Your assignment ->
For the string "start", find every matching line in the records and copy it.

Task data ->
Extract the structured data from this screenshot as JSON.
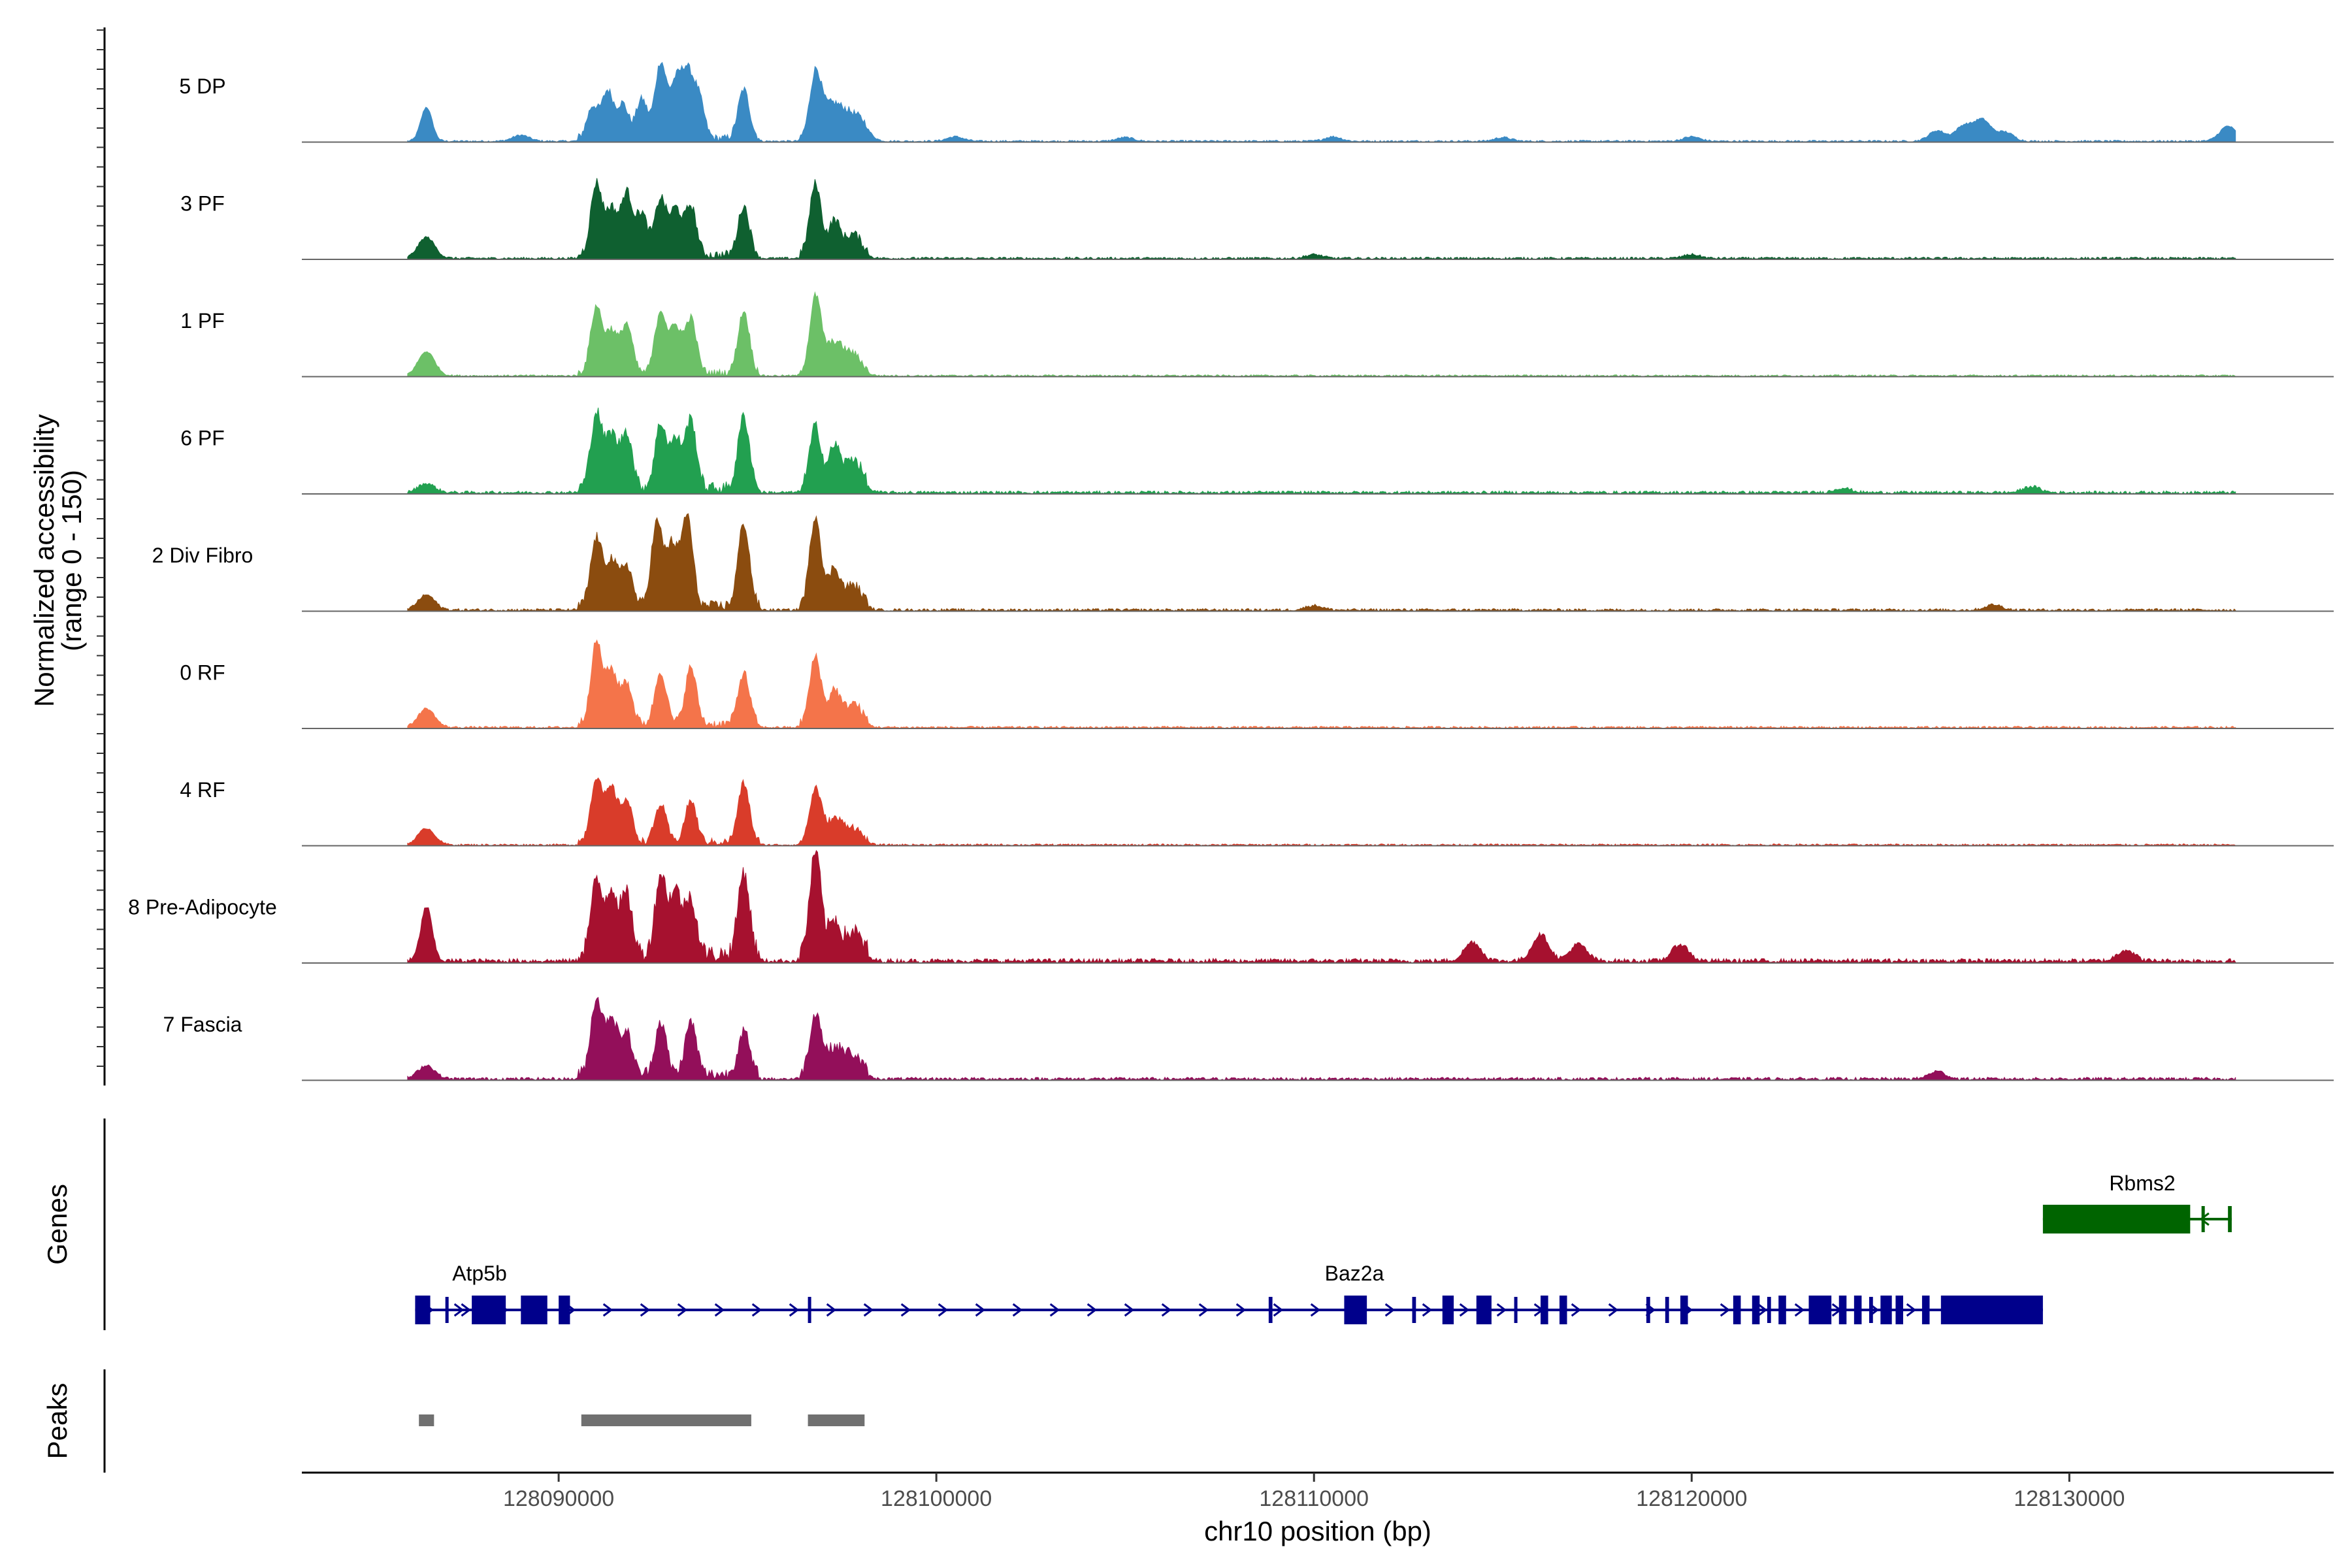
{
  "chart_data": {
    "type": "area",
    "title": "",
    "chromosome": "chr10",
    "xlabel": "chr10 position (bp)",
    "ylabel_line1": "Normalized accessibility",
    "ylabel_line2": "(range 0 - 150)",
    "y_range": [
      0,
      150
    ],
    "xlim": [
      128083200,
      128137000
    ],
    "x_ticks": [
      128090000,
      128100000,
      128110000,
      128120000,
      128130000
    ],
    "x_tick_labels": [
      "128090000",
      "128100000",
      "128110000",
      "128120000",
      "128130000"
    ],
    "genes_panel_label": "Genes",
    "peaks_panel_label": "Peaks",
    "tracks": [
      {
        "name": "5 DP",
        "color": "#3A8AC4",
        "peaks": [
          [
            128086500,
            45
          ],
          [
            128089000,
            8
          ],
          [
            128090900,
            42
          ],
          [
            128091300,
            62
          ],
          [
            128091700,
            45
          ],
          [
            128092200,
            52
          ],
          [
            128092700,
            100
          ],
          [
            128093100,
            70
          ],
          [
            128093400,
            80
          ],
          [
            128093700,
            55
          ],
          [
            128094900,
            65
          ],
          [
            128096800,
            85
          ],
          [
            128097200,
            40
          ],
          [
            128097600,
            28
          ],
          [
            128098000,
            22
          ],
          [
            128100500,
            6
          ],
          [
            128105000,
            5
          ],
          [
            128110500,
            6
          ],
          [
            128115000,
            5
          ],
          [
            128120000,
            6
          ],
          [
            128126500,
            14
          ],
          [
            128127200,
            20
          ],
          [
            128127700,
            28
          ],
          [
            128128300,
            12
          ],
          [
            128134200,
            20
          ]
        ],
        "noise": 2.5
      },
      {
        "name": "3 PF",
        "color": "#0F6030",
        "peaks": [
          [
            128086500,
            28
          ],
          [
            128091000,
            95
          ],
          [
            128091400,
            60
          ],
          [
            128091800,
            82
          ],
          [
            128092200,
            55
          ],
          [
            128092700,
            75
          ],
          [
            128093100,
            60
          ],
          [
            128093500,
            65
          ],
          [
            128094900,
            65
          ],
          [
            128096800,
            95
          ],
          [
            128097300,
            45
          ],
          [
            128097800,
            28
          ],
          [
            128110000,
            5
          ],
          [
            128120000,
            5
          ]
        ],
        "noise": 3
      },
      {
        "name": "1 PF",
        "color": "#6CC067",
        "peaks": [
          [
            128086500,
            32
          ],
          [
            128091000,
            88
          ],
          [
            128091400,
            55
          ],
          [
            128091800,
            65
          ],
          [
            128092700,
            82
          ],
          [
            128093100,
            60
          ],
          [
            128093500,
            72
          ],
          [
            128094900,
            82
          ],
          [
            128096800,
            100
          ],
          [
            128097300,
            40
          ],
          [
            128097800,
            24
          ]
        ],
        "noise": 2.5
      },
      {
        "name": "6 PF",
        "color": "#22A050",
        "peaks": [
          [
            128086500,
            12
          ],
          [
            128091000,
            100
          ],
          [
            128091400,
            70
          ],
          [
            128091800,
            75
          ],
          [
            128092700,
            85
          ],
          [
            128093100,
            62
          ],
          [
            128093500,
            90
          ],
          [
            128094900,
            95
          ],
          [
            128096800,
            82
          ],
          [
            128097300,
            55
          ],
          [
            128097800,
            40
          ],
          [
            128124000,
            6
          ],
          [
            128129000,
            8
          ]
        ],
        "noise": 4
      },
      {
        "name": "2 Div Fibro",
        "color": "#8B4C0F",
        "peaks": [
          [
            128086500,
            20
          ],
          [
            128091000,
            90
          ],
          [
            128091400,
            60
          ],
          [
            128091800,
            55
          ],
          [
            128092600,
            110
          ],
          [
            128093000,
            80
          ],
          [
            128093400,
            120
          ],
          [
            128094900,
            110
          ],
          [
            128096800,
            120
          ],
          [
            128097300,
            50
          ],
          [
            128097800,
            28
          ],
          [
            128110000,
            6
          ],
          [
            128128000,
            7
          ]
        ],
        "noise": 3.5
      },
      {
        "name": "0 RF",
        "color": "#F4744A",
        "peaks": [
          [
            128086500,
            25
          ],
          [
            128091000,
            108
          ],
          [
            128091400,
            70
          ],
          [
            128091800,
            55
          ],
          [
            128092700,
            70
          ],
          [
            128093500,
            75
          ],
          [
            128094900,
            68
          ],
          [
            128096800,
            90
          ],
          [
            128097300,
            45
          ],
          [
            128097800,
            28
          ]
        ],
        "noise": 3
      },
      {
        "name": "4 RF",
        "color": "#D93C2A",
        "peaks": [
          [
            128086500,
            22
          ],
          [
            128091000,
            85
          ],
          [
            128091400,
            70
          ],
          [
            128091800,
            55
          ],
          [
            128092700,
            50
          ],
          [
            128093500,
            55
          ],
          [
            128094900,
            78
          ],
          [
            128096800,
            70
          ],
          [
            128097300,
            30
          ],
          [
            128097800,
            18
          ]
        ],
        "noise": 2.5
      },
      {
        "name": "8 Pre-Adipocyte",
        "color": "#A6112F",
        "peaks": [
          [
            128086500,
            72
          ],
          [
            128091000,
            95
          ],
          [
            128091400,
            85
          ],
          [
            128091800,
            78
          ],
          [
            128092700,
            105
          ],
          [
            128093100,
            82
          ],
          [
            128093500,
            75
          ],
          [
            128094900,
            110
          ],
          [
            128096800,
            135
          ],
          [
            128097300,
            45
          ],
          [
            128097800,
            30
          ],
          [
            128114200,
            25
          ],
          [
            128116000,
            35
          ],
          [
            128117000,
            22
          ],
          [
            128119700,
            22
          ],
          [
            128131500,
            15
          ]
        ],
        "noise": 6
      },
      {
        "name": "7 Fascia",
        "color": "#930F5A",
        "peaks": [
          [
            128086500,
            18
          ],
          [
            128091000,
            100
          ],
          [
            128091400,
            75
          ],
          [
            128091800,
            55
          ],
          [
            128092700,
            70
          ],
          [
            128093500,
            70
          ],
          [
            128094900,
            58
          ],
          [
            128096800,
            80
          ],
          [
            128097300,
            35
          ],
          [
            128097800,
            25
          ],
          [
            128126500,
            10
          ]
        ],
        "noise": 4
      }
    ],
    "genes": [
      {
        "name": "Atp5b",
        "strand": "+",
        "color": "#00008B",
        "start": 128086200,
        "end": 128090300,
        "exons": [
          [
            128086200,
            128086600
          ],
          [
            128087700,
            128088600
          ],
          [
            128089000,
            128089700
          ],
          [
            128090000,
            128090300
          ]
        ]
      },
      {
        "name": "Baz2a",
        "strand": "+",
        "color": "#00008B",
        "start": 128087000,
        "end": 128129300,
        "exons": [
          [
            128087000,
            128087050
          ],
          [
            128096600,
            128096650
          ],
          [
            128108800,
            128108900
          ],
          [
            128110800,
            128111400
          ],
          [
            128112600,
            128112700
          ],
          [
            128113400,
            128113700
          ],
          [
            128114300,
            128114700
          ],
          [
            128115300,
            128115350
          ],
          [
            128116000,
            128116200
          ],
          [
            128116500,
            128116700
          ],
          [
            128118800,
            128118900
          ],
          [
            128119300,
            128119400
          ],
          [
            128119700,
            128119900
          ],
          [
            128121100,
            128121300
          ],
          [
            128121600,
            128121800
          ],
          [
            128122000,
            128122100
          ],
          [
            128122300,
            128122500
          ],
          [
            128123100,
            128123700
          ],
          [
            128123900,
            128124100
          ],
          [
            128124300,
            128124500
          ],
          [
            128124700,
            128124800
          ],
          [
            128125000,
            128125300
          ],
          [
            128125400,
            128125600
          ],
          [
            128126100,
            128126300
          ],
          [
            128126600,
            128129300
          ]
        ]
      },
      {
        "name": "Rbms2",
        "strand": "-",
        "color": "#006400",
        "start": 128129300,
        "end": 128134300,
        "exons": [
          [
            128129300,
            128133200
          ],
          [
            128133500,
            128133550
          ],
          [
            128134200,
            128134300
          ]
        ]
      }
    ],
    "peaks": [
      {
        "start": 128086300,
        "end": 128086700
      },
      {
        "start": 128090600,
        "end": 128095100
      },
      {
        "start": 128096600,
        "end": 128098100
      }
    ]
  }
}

Solution for this problem ->
        "start": 128086200,
        "start": 128087000,
        "start": 128129300,
        "start": 128086300,
        "start": 128090600,
        "start": 128096600,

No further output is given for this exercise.